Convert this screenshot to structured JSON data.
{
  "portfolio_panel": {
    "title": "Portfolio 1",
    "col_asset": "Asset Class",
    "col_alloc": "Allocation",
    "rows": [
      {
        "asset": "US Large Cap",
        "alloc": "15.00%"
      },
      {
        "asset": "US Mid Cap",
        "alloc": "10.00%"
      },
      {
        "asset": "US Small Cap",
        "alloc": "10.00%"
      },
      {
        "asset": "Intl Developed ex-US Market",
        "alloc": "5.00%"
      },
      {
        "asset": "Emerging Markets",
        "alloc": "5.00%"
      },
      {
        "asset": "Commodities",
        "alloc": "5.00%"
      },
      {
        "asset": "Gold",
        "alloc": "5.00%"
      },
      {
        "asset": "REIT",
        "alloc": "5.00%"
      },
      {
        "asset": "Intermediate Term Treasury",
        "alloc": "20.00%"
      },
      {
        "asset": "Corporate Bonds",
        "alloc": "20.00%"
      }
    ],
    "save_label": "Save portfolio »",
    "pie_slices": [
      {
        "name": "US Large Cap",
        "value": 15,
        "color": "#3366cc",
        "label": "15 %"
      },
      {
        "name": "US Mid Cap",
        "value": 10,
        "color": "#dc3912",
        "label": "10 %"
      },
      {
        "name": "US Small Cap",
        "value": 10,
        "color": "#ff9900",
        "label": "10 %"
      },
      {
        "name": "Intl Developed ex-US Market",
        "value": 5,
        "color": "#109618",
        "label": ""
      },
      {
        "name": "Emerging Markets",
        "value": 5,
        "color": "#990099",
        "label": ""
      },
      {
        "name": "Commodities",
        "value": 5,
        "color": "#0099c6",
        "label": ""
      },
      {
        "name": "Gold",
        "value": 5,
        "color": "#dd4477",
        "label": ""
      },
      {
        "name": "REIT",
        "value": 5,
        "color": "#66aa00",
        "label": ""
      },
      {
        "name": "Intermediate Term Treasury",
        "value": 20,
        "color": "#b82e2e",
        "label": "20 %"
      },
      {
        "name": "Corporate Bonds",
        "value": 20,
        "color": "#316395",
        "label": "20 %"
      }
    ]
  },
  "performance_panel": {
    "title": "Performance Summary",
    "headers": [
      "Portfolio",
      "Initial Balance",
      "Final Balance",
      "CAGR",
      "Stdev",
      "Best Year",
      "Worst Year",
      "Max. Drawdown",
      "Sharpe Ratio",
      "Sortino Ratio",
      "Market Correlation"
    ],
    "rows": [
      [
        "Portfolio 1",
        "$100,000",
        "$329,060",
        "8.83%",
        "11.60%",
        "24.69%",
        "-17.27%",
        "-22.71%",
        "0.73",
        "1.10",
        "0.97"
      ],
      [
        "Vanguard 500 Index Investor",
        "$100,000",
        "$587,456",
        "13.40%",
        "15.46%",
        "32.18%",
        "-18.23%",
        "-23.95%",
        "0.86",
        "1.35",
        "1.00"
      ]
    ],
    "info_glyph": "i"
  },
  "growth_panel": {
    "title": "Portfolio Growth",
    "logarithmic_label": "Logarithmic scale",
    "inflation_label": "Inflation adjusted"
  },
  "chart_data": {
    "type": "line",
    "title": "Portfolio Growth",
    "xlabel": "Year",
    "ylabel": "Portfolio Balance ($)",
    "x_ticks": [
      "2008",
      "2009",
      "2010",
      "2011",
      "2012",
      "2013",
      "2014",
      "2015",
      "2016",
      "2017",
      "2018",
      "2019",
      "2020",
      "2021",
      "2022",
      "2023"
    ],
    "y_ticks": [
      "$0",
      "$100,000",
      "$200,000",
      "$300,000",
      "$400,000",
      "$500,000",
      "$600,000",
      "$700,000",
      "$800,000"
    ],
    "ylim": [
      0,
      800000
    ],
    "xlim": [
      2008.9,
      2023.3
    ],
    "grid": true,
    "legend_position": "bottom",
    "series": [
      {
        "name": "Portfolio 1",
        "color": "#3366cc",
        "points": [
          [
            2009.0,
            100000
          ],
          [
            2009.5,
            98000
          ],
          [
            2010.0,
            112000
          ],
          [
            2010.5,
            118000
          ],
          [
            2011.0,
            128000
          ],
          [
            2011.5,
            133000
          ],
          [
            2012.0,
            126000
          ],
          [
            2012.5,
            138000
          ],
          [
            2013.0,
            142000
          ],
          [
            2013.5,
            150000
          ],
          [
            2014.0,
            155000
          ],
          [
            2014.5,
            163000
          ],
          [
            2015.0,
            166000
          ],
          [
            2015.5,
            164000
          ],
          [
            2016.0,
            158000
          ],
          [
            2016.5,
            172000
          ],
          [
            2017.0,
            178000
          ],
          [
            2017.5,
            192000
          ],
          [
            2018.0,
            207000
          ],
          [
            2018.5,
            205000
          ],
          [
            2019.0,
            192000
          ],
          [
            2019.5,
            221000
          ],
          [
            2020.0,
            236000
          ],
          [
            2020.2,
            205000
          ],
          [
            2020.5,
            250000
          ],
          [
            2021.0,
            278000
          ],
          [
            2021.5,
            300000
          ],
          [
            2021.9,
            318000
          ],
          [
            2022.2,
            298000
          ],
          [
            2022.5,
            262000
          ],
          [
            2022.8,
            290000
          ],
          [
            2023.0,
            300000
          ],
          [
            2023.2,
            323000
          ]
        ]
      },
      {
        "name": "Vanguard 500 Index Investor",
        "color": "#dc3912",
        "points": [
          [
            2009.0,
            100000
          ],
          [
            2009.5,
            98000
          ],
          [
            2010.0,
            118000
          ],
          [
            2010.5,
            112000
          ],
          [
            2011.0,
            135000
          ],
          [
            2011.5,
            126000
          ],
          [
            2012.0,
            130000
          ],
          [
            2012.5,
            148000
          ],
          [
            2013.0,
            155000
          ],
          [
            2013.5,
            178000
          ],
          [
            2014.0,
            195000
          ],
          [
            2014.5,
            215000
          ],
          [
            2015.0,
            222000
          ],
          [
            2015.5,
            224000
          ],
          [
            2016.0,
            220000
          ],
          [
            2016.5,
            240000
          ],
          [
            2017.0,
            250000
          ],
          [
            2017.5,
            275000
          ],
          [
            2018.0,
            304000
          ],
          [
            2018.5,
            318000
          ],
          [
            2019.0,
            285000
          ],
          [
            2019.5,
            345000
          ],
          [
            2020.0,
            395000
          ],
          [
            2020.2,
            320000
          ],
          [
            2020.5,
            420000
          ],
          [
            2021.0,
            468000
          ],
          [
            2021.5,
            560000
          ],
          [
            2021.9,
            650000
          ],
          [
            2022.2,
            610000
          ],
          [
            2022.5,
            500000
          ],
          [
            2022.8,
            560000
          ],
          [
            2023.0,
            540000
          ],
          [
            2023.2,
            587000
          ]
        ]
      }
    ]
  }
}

# # # # # # #

Task brief: Copy out every line of the data above, exactly as given.

Answer to the task:
Convert this screenshot to structured JSON data.
{
  "portfolio_panel": {
    "title": "Portfolio 1",
    "col_asset": "Asset Class",
    "col_alloc": "Allocation",
    "rows": [
      {
        "asset": "US Large Cap",
        "alloc": "15.00%"
      },
      {
        "asset": "US Mid Cap",
        "alloc": "10.00%"
      },
      {
        "asset": "US Small Cap",
        "alloc": "10.00%"
      },
      {
        "asset": "Intl Developed ex-US Market",
        "alloc": "5.00%"
      },
      {
        "asset": "Emerging Markets",
        "alloc": "5.00%"
      },
      {
        "asset": "Commodities",
        "alloc": "5.00%"
      },
      {
        "asset": "Gold",
        "alloc": "5.00%"
      },
      {
        "asset": "REIT",
        "alloc": "5.00%"
      },
      {
        "asset": "Intermediate Term Treasury",
        "alloc": "20.00%"
      },
      {
        "asset": "Corporate Bonds",
        "alloc": "20.00%"
      }
    ],
    "save_label": "Save portfolio »",
    "pie_slices": [
      {
        "name": "US Large Cap",
        "value": 15,
        "color": "#3366cc",
        "label": "15 %"
      },
      {
        "name": "US Mid Cap",
        "value": 10,
        "color": "#dc3912",
        "label": "10 %"
      },
      {
        "name": "US Small Cap",
        "value": 10,
        "color": "#ff9900",
        "label": "10 %"
      },
      {
        "name": "Intl Developed ex-US Market",
        "value": 5,
        "color": "#109618",
        "label": ""
      },
      {
        "name": "Emerging Markets",
        "value": 5,
        "color": "#990099",
        "label": ""
      },
      {
        "name": "Commodities",
        "value": 5,
        "color": "#0099c6",
        "label": ""
      },
      {
        "name": "Gold",
        "value": 5,
        "color": "#dd4477",
        "label": ""
      },
      {
        "name": "REIT",
        "value": 5,
        "color": "#66aa00",
        "label": ""
      },
      {
        "name": "Intermediate Term Treasury",
        "value": 20,
        "color": "#b82e2e",
        "label": "20 %"
      },
      {
        "name": "Corporate Bonds",
        "value": 20,
        "color": "#316395",
        "label": "20 %"
      }
    ]
  },
  "performance_panel": {
    "title": "Performance Summary",
    "headers": [
      "Portfolio",
      "Initial Balance",
      "Final Balance",
      "CAGR",
      "Stdev",
      "Best Year",
      "Worst Year",
      "Max. Drawdown",
      "Sharpe Ratio",
      "Sortino Ratio",
      "Market Correlation"
    ],
    "rows": [
      [
        "Portfolio 1",
        "$100,000",
        "$329,060",
        "8.83%",
        "11.60%",
        "24.69%",
        "-17.27%",
        "-22.71%",
        "0.73",
        "1.10",
        "0.97"
      ],
      [
        "Vanguard 500 Index Investor",
        "$100,000",
        "$587,456",
        "13.40%",
        "15.46%",
        "32.18%",
        "-18.23%",
        "-23.95%",
        "0.86",
        "1.35",
        "1.00"
      ]
    ],
    "info_glyph": "i"
  },
  "growth_panel": {
    "title": "Portfolio Growth",
    "logarithmic_label": "Logarithmic scale",
    "inflation_label": "Inflation adjusted"
  },
  "chart_data": {
    "type": "line",
    "title": "Portfolio Growth",
    "xlabel": "Year",
    "ylabel": "Portfolio Balance ($)",
    "x_ticks": [
      "2008",
      "2009",
      "2010",
      "2011",
      "2012",
      "2013",
      "2014",
      "2015",
      "2016",
      "2017",
      "2018",
      "2019",
      "2020",
      "2021",
      "2022",
      "2023"
    ],
    "y_ticks": [
      "$0",
      "$100,000",
      "$200,000",
      "$300,000",
      "$400,000",
      "$500,000",
      "$600,000",
      "$700,000",
      "$800,000"
    ],
    "ylim": [
      0,
      800000
    ],
    "xlim": [
      2008.9,
      2023.3
    ],
    "grid": true,
    "legend_position": "bottom",
    "series": [
      {
        "name": "Portfolio 1",
        "color": "#3366cc",
        "points": [
          [
            2009.0,
            100000
          ],
          [
            2009.5,
            98000
          ],
          [
            2010.0,
            112000
          ],
          [
            2010.5,
            118000
          ],
          [
            2011.0,
            128000
          ],
          [
            2011.5,
            133000
          ],
          [
            2012.0,
            126000
          ],
          [
            2012.5,
            138000
          ],
          [
            2013.0,
            142000
          ],
          [
            2013.5,
            150000
          ],
          [
            2014.0,
            155000
          ],
          [
            2014.5,
            163000
          ],
          [
            2015.0,
            166000
          ],
          [
            2015.5,
            164000
          ],
          [
            2016.0,
            158000
          ],
          [
            2016.5,
            172000
          ],
          [
            2017.0,
            178000
          ],
          [
            2017.5,
            192000
          ],
          [
            2018.0,
            207000
          ],
          [
            2018.5,
            205000
          ],
          [
            2019.0,
            192000
          ],
          [
            2019.5,
            221000
          ],
          [
            2020.0,
            236000
          ],
          [
            2020.2,
            205000
          ],
          [
            2020.5,
            250000
          ],
          [
            2021.0,
            278000
          ],
          [
            2021.5,
            300000
          ],
          [
            2021.9,
            318000
          ],
          [
            2022.2,
            298000
          ],
          [
            2022.5,
            262000
          ],
          [
            2022.8,
            290000
          ],
          [
            2023.0,
            300000
          ],
          [
            2023.2,
            323000
          ]
        ]
      },
      {
        "name": "Vanguard 500 Index Investor",
        "color": "#dc3912",
        "points": [
          [
            2009.0,
            100000
          ],
          [
            2009.5,
            98000
          ],
          [
            2010.0,
            118000
          ],
          [
            2010.5,
            112000
          ],
          [
            2011.0,
            135000
          ],
          [
            2011.5,
            126000
          ],
          [
            2012.0,
            130000
          ],
          [
            2012.5,
            148000
          ],
          [
            2013.0,
            155000
          ],
          [
            2013.5,
            178000
          ],
          [
            2014.0,
            195000
          ],
          [
            2014.5,
            215000
          ],
          [
            2015.0,
            222000
          ],
          [
            2015.5,
            224000
          ],
          [
            2016.0,
            220000
          ],
          [
            2016.5,
            240000
          ],
          [
            2017.0,
            250000
          ],
          [
            2017.5,
            275000
          ],
          [
            2018.0,
            304000
          ],
          [
            2018.5,
            318000
          ],
          [
            2019.0,
            285000
          ],
          [
            2019.5,
            345000
          ],
          [
            2020.0,
            395000
          ],
          [
            2020.2,
            320000
          ],
          [
            2020.5,
            420000
          ],
          [
            2021.0,
            468000
          ],
          [
            2021.5,
            560000
          ],
          [
            2021.9,
            650000
          ],
          [
            2022.2,
            610000
          ],
          [
            2022.5,
            500000
          ],
          [
            2022.8,
            560000
          ],
          [
            2023.0,
            540000
          ],
          [
            2023.2,
            587000
          ]
        ]
      }
    ]
  }
}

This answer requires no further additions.